Brief:
Go over the listing below line by line and tally those containing "value". Give only the tally.

• • • •

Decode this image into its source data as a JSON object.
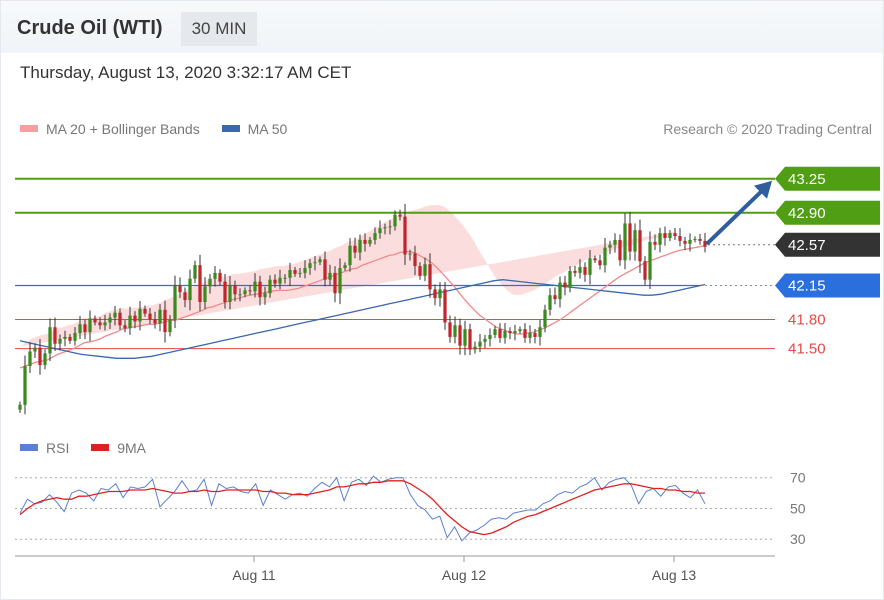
{
  "header": {
    "title": "Crude Oil (WTI)",
    "timeframe": "30 MIN",
    "datetime": "Thursday, August 13, 2020 3:32:17 AM CET"
  },
  "legend": {
    "ma20_label": "MA 20 + Bollinger Bands",
    "ma20_color": "#f4a0a0",
    "ma50_label": "MA 50",
    "ma50_color": "#3a67ad",
    "credit": "Research © 2020 Trading Central"
  },
  "rsi_legend": {
    "rsi_label": "RSI",
    "rsi_color": "#5b7fd4",
    "ma9_label": "9MA",
    "ma9_color": "#e02020"
  },
  "chart_data": [
    {
      "type": "candlestick",
      "title": "",
      "ylim": [
        40.64,
        43.65
      ],
      "x_ticks": [
        "Aug 11",
        "Aug 12",
        "Aug 13"
      ],
      "close_series": [
        40.92,
        41.32,
        41.47,
        41.51,
        41.33,
        41.45,
        41.72,
        41.55,
        41.6,
        41.62,
        41.58,
        41.66,
        41.75,
        41.67,
        41.81,
        41.77,
        41.74,
        41.77,
        41.82,
        41.87,
        41.74,
        41.71,
        41.84,
        41.78,
        41.91,
        41.86,
        41.8,
        41.76,
        41.9,
        41.67,
        41.8,
        42.15,
        42.08,
        42.0,
        42.22,
        42.36,
        41.98,
        42.14,
        42.22,
        42.28,
        42.19,
        41.98,
        42.15,
        42.06,
        42.06,
        42.1,
        42.09,
        42.19,
        42.03,
        42.07,
        42.21,
        42.17,
        42.23,
        42.23,
        42.31,
        42.27,
        42.28,
        42.33,
        42.38,
        42.39,
        42.42,
        42.21,
        42.28,
        42.07,
        42.33,
        42.36,
        42.56,
        42.49,
        42.62,
        42.58,
        42.62,
        42.69,
        42.74,
        42.75,
        42.76,
        42.88,
        42.86,
        42.47,
        42.48,
        42.35,
        42.25,
        42.37,
        42.11,
        42.02,
        42.11,
        41.77,
        41.62,
        41.74,
        41.53,
        41.7,
        41.49,
        41.52,
        41.57,
        41.6,
        41.64,
        41.7,
        41.61,
        41.68,
        41.66,
        41.68,
        41.7,
        41.61,
        41.66,
        41.62,
        41.72,
        41.9,
        42.05,
        42.01,
        42.18,
        42.13,
        42.3,
        42.28,
        42.34,
        42.26,
        42.43,
        42.41,
        42.36,
        42.54,
        42.57,
        42.62,
        42.41,
        42.79,
        42.5,
        42.72,
        42.4,
        42.21,
        42.6,
        42.57,
        42.69,
        42.64,
        42.69,
        42.66,
        42.61,
        42.58,
        42.62,
        42.63,
        42.61,
        42.55
      ],
      "ma20": [
        41.3,
        41.32,
        41.34,
        41.36,
        41.37,
        41.38,
        41.41,
        41.44,
        41.46,
        41.48,
        41.5,
        41.53,
        41.56,
        41.57,
        41.58,
        41.6,
        41.63,
        41.65,
        41.67,
        41.7,
        41.71,
        41.72,
        41.73,
        41.74,
        41.75,
        41.75,
        41.76,
        41.77,
        41.79,
        41.79,
        41.81,
        41.83,
        41.85,
        41.87,
        41.89,
        41.92,
        41.93,
        41.95,
        41.97,
        41.99,
        42.01,
        42.02,
        42.04,
        42.05,
        42.06,
        42.07,
        42.08,
        42.09,
        42.1,
        42.1,
        42.1,
        42.11,
        42.12,
        42.14,
        42.16,
        42.18,
        42.2,
        42.22,
        42.24,
        42.26,
        42.28,
        42.3,
        42.32,
        42.33,
        42.36,
        42.38,
        42.4,
        42.42,
        42.44,
        42.46,
        42.47,
        42.49,
        42.5,
        42.5,
        42.48,
        42.45,
        42.42,
        42.38,
        42.33,
        42.27,
        42.21,
        42.15,
        42.08,
        42.01,
        41.95,
        41.89,
        41.84,
        41.8,
        41.76,
        41.72,
        41.7,
        41.68,
        41.66,
        41.65,
        41.65,
        41.66,
        41.67,
        41.69,
        41.71,
        41.74,
        41.77,
        41.8,
        41.84,
        41.88,
        41.92,
        41.96,
        42.0,
        42.04,
        42.08,
        42.12,
        42.16,
        42.2,
        42.24,
        42.27,
        42.3,
        42.33,
        42.36,
        42.39,
        42.41,
        42.43,
        42.45,
        42.47,
        42.49,
        42.51,
        42.52,
        42.53,
        42.54,
        42.55,
        42.56
      ],
      "bb_half_width": [
        0.22,
        0.24,
        0.26,
        0.26,
        0.27,
        0.27,
        0.27,
        0.27,
        0.26,
        0.26,
        0.25,
        0.25,
        0.25,
        0.25,
        0.24,
        0.24,
        0.24,
        0.24,
        0.23,
        0.22,
        0.2,
        0.2,
        0.19,
        0.19,
        0.19,
        0.2,
        0.21,
        0.22,
        0.23,
        0.25,
        0.26,
        0.27,
        0.28,
        0.28,
        0.28,
        0.29,
        0.29,
        0.28,
        0.27,
        0.26,
        0.26,
        0.25,
        0.24,
        0.24,
        0.24,
        0.25,
        0.25,
        0.25,
        0.25,
        0.25,
        0.26,
        0.26,
        0.27,
        0.27,
        0.27,
        0.27,
        0.27,
        0.27,
        0.27,
        0.28,
        0.28,
        0.29,
        0.29,
        0.3,
        0.31,
        0.32,
        0.33,
        0.34,
        0.36,
        0.37,
        0.38,
        0.39,
        0.4,
        0.42,
        0.45,
        0.5,
        0.55,
        0.6,
        0.65,
        0.7,
        0.72,
        0.73,
        0.74,
        0.74,
        0.73,
        0.7,
        0.65,
        0.6,
        0.55,
        0.5,
        0.46,
        0.42,
        0.4,
        0.4,
        0.41,
        0.42,
        0.43,
        0.44,
        0.45,
        0.46,
        0.47,
        0.47,
        0.46,
        0.45,
        0.44,
        0.43,
        0.42,
        0.4,
        0.38,
        0.36,
        0.34,
        0.32,
        0.3,
        0.28,
        0.26,
        0.25,
        0.24,
        0.23,
        0.22,
        0.21,
        0.2,
        0.2,
        0.2,
        0.2,
        0.2
      ],
      "ma50": [
        41.58,
        41.56,
        41.54,
        41.52,
        41.5,
        41.48,
        41.46,
        41.44,
        41.43,
        41.42,
        41.41,
        41.4,
        41.4,
        41.4,
        41.41,
        41.42,
        41.44,
        41.46,
        41.48,
        41.5,
        41.52,
        41.54,
        41.56,
        41.58,
        41.6,
        41.62,
        41.64,
        41.66,
        41.68,
        41.7,
        41.72,
        41.74,
        41.76,
        41.78,
        41.8,
        41.82,
        41.84,
        41.86,
        41.88,
        41.9,
        41.92,
        41.94,
        41.96,
        41.98,
        42.0,
        42.02,
        42.04,
        42.06,
        42.08,
        42.1,
        42.12,
        42.14,
        42.16,
        42.18,
        42.2,
        42.21,
        42.2,
        42.19,
        42.18,
        42.17,
        42.16,
        42.15,
        42.14,
        42.13,
        42.12,
        42.11,
        42.1,
        42.09,
        42.08,
        42.07,
        42.06,
        42.05,
        42.05,
        42.06,
        42.08,
        42.1,
        42.12,
        42.14,
        42.16
      ],
      "levels": [
        {
          "value": 43.25,
          "label": "43.25",
          "color": "#4f9e13",
          "style": "green"
        },
        {
          "value": 42.9,
          "label": "42.90",
          "color": "#4f9e13",
          "style": "green"
        },
        {
          "value": 42.57,
          "label": "42.57",
          "color": "#333333",
          "style": "current"
        },
        {
          "value": 42.15,
          "label": "42.15",
          "color": "#2a6fdb",
          "style": "blue"
        },
        {
          "value": 41.8,
          "label": "41.80",
          "color": "#e24a4a",
          "style": "red"
        },
        {
          "value": 41.5,
          "label": "41.50",
          "color": "#e24a4a",
          "style": "red"
        }
      ],
      "projection": {
        "from": 42.57,
        "to": 43.25
      }
    },
    {
      "type": "line",
      "title": "",
      "ylim": [
        23,
        75
      ],
      "y_ticks": [
        70,
        50,
        30
      ],
      "rsi": [
        47,
        56,
        53,
        54,
        59,
        54,
        48,
        60,
        62,
        60,
        55,
        63,
        62,
        66,
        57,
        64,
        63,
        64,
        69,
        51,
        56,
        61,
        68,
        61,
        62,
        69,
        52,
        66,
        63,
        64,
        61,
        60,
        66,
        52,
        62,
        59,
        56,
        59,
        60,
        58,
        63,
        67,
        64,
        70,
        55,
        67,
        69,
        65,
        71,
        67,
        69,
        70,
        70,
        59,
        52,
        49,
        43,
        45,
        31,
        38,
        29,
        34,
        36,
        39,
        43,
        44,
        43,
        47,
        48,
        49,
        49,
        53,
        55,
        59,
        61,
        60,
        64,
        66,
        70,
        62,
        67,
        69,
        70,
        65,
        53,
        61,
        63,
        58,
        64,
        65,
        60,
        57,
        62,
        53
      ],
      "ma9": [
        46,
        50,
        53,
        55,
        56,
        57,
        56,
        56,
        58,
        58,
        59,
        60,
        61,
        61,
        61,
        62,
        62,
        62,
        63,
        62,
        61,
        60,
        60,
        61,
        61,
        62,
        61,
        61,
        62,
        62,
        62,
        62,
        62,
        61,
        61,
        60,
        60,
        59,
        59,
        59,
        60,
        61,
        62,
        64,
        64,
        65,
        66,
        66,
        67,
        67,
        68,
        68,
        68,
        66,
        63,
        60,
        56,
        51,
        46,
        42,
        38,
        35,
        34,
        33,
        34,
        36,
        38,
        41,
        43,
        45,
        46,
        48,
        50,
        52,
        54,
        56,
        58,
        60,
        62,
        63,
        64,
        65,
        66,
        66,
        65,
        64,
        63,
        63,
        62,
        62,
        61,
        61,
        60,
        60
      ]
    }
  ]
}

• • • •

Reply:
6